» Your task:
Look through the records below, and copy out every line that holds the string "values".

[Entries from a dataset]
-----
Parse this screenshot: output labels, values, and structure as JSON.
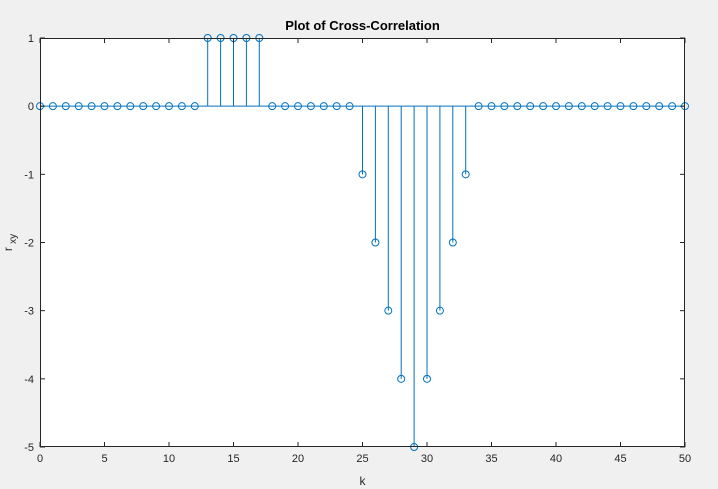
{
  "chart_data": {
    "type": "stem",
    "title": "Plot of Cross-Correlation",
    "xlabel": "k",
    "ylabel_main": "r",
    "ylabel_sub": "xy",
    "xlim": [
      0,
      50
    ],
    "ylim": [
      -5,
      1
    ],
    "xticks": [
      0,
      5,
      10,
      15,
      20,
      25,
      30,
      35,
      40,
      45,
      50
    ],
    "yticks": [
      -5,
      -4,
      -3,
      -2,
      -1,
      0,
      1
    ],
    "grid": false,
    "series_color": "#0072bd",
    "axes_color": "#262626",
    "plot_background": "#ffffff",
    "x": [
      0,
      1,
      2,
      3,
      4,
      5,
      6,
      7,
      8,
      9,
      10,
      11,
      12,
      13,
      14,
      15,
      16,
      17,
      18,
      19,
      20,
      21,
      22,
      23,
      24,
      25,
      26,
      27,
      28,
      29,
      30,
      31,
      32,
      33,
      34,
      35,
      36,
      37,
      38,
      39,
      40,
      41,
      42,
      43,
      44,
      45,
      46,
      47,
      48,
      49,
      50
    ],
    "values": [
      0,
      0,
      0,
      0,
      0,
      0,
      0,
      0,
      0,
      0,
      0,
      0,
      0,
      1,
      1,
      1,
      1,
      1,
      0,
      0,
      0,
      0,
      0,
      0,
      0,
      -1,
      -2,
      -3,
      -4,
      -5,
      -4,
      -3,
      -2,
      -1,
      0,
      0,
      0,
      0,
      0,
      0,
      0,
      0,
      0,
      0,
      0,
      0,
      0,
      0,
      0,
      0,
      0
    ]
  }
}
-----
» Solution:
Parse this screenshot: output labels, values, and structure as JSON.
    "values": [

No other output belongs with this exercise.